PROVIDED INFORMATION
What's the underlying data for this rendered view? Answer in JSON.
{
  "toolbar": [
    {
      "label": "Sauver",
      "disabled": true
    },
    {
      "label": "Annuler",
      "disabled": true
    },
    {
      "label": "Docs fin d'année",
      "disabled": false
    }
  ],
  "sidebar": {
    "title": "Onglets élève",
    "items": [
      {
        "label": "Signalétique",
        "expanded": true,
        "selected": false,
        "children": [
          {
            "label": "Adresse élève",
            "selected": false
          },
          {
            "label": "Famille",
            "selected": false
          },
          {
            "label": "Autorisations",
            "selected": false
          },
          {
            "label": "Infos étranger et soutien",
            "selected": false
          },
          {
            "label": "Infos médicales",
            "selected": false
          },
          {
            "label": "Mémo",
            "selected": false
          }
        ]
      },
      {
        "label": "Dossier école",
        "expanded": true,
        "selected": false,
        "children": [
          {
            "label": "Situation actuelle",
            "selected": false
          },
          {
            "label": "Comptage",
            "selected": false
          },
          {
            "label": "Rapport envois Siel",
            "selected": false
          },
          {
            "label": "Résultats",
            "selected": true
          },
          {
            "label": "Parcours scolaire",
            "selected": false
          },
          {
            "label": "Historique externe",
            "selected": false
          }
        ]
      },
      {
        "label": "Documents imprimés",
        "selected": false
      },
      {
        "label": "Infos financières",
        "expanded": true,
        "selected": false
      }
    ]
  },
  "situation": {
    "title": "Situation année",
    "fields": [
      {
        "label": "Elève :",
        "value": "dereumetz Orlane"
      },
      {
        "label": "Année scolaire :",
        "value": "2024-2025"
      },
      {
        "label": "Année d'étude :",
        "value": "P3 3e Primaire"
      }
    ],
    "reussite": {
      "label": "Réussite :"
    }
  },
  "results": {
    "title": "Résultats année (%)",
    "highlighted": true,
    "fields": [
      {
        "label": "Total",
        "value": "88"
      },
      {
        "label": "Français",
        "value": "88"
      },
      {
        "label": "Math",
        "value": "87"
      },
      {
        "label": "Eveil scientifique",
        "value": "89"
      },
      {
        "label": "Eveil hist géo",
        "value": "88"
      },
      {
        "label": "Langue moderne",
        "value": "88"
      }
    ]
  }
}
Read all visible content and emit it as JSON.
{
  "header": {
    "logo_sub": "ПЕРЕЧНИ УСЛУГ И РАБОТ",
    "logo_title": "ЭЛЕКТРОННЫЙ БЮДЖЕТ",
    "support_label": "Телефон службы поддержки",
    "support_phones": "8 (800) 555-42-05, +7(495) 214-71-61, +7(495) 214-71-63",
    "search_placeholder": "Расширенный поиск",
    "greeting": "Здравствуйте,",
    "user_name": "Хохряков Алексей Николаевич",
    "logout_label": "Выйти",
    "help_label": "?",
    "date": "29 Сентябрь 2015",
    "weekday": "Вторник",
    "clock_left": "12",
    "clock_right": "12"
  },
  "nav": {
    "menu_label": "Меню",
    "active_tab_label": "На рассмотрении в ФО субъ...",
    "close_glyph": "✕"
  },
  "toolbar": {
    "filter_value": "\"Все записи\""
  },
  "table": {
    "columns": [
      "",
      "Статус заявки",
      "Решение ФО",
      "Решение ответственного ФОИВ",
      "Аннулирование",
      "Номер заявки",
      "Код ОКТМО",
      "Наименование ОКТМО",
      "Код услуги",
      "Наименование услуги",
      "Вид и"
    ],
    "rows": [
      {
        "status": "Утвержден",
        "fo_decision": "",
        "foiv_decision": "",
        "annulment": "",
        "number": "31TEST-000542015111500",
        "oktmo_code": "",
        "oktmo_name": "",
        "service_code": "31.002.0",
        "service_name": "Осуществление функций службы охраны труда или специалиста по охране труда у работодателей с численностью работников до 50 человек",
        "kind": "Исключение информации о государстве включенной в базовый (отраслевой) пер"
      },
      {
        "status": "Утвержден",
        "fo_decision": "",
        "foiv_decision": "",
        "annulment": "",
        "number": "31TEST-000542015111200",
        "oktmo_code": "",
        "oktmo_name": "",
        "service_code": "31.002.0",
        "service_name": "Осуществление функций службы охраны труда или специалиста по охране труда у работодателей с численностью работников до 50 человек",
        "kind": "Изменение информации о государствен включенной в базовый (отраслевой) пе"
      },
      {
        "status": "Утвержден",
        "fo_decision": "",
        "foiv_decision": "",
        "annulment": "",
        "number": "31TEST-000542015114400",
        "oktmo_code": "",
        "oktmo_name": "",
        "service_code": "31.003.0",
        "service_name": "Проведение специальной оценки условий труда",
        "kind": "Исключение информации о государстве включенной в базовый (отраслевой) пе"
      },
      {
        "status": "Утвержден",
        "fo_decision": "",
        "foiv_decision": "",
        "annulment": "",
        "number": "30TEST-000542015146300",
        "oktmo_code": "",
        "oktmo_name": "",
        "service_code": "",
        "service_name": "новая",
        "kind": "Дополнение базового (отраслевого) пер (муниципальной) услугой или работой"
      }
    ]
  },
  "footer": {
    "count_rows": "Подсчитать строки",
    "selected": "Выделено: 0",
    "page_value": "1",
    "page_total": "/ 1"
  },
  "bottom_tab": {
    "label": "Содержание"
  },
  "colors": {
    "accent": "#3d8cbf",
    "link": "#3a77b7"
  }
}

BRIEF
Recopy the whole listing exactly.

SOLUTION FOR THIS EXERCISE
What's the underlying data for this rendered view? Answer in JSON.
{
  "toolbar": [
    {
      "label": "Sauver",
      "disabled": true
    },
    {
      "label": "Annuler",
      "disabled": true
    },
    {
      "label": "Docs fin d'année",
      "disabled": false
    }
  ],
  "sidebar": {
    "title": "Onglets élève",
    "items": [
      {
        "label": "Signalétique",
        "expanded": true,
        "selected": false,
        "children": [
          {
            "label": "Adresse élève",
            "selected": false
          },
          {
            "label": "Famille",
            "selected": false
          },
          {
            "label": "Autorisations",
            "selected": false
          },
          {
            "label": "Infos étranger et soutien",
            "selected": false
          },
          {
            "label": "Infos médicales",
            "selected": false
          },
          {
            "label": "Mémo",
            "selected": false
          }
        ]
      },
      {
        "label": "Dossier école",
        "expanded": true,
        "selected": false,
        "children": [
          {
            "label": "Situation actuelle",
            "selected": false
          },
          {
            "label": "Comptage",
            "selected": false
          },
          {
            "label": "Rapport envois Siel",
            "selected": false
          },
          {
            "label": "Résultats",
            "selected": true
          },
          {
            "label": "Parcours scolaire",
            "selected": false
          },
          {
            "label": "Historique externe",
            "selected": false
          }
        ]
      },
      {
        "label": "Documents imprimés",
        "selected": false
      },
      {
        "label": "Infos financières",
        "expanded": true,
        "selected": false
      }
    ]
  },
  "situation": {
    "title": "Situation année",
    "fields": [
      {
        "label": "Elève :",
        "value": "dereumetz Orlane"
      },
      {
        "label": "Année scolaire :",
        "value": "2024-2025"
      },
      {
        "label": "Année d'étude :",
        "value": "P3 3e Primaire"
      }
    ],
    "reussite": {
      "label": "Réussite :"
    }
  },
  "results": {
    "title": "Résultats année (%)",
    "highlighted": true,
    "fields": [
      {
        "label": "Total",
        "value": "88"
      },
      {
        "label": "Français",
        "value": "88"
      },
      {
        "label": "Math",
        "value": "87"
      },
      {
        "label": "Eveil scientifique",
        "value": "89"
      },
      {
        "label": "Eveil hist géo",
        "value": "88"
      },
      {
        "label": "Langue moderne",
        "value": "88"
      }
    ]
  }
}
Read all visible content and emit it as JSON.
{
  "header": {
    "logo_sub": "ПЕРЕЧНИ УСЛУГ И РАБОТ",
    "logo_title": "ЭЛЕКТРОННЫЙ БЮДЖЕТ",
    "support_label": "Телефон службы поддержки",
    "support_phones": "8 (800) 555-42-05, +7(495) 214-71-61, +7(495) 214-71-63",
    "search_placeholder": "Расширенный поиск",
    "greeting": "Здравствуйте,",
    "user_name": "Хохряков Алексей Николаевич",
    "logout_label": "Выйти",
    "help_label": "?",
    "date": "29 Сентябрь 2015",
    "weekday": "Вторник",
    "clock_left": "12",
    "clock_right": "12"
  },
  "nav": {
    "menu_label": "Меню",
    "active_tab_label": "На рассмотрении в ФО субъ...",
    "close_glyph": "✕"
  },
  "toolbar": {
    "filter_value": "\"Все записи\""
  },
  "table": {
    "columns": [
      "",
      "Статус заявки",
      "Решение ФО",
      "Решение ответственного ФОИВ",
      "Аннулирование",
      "Номер заявки",
      "Код ОКТМО",
      "Наименование ОКТМО",
      "Код услуги",
      "Наименование услуги",
      "Вид и"
    ],
    "rows": [
      {
        "status": "Утвержден",
        "fo_decision": "",
        "foiv_decision": "",
        "annulment": "",
        "number": "31TEST-000542015111500",
        "oktmo_code": "",
        "oktmo_name": "",
        "service_code": "31.002.0",
        "service_name": "Осуществление функций службы охраны труда или специалиста по охране труда у работодателей с численностью работников до 50 человек",
        "kind": "Исключение информации о государстве включенной в базовый (отраслевой) пер"
      },
      {
        "status": "Утвержден",
        "fo_decision": "",
        "foiv_decision": "",
        "annulment": "",
        "number": "31TEST-000542015111200",
        "oktmo_code": "",
        "oktmo_name": "",
        "service_code": "31.002.0",
        "service_name": "Осуществление функций службы охраны труда или специалиста по охране труда у работодателей с численностью работников до 50 человек",
        "kind": "Изменение информации о государствен включенной в базовый (отраслевой) пе"
      },
      {
        "status": "Утвержден",
        "fo_decision": "",
        "foiv_decision": "",
        "annulment": "",
        "number": "31TEST-000542015114400",
        "oktmo_code": "",
        "oktmo_name": "",
        "service_code": "31.003.0",
        "service_name": "Проведение специальной оценки условий труда",
        "kind": "Исключение информации о государстве включенной в базовый (отраслевой) пе"
      },
      {
        "status": "Утвержден",
        "fo_decision": "",
        "foiv_decision": "",
        "annulment": "",
        "number": "30TEST-000542015146300",
        "oktmo_code": "",
        "oktmo_name": "",
        "service_code": "",
        "service_name": "новая",
        "kind": "Дополнение базового (отраслевого) пер (муниципальной) услугой или работой"
      }
    ]
  },
  "footer": {
    "count_rows": "Подсчитать строки",
    "selected": "Выделено: 0",
    "page_value": "1",
    "page_total": "/ 1"
  },
  "bottom_tab": {
    "label": "Содержание"
  },
  "colors": {
    "accent": "#3d8cbf",
    "link": "#3a77b7"
  }
}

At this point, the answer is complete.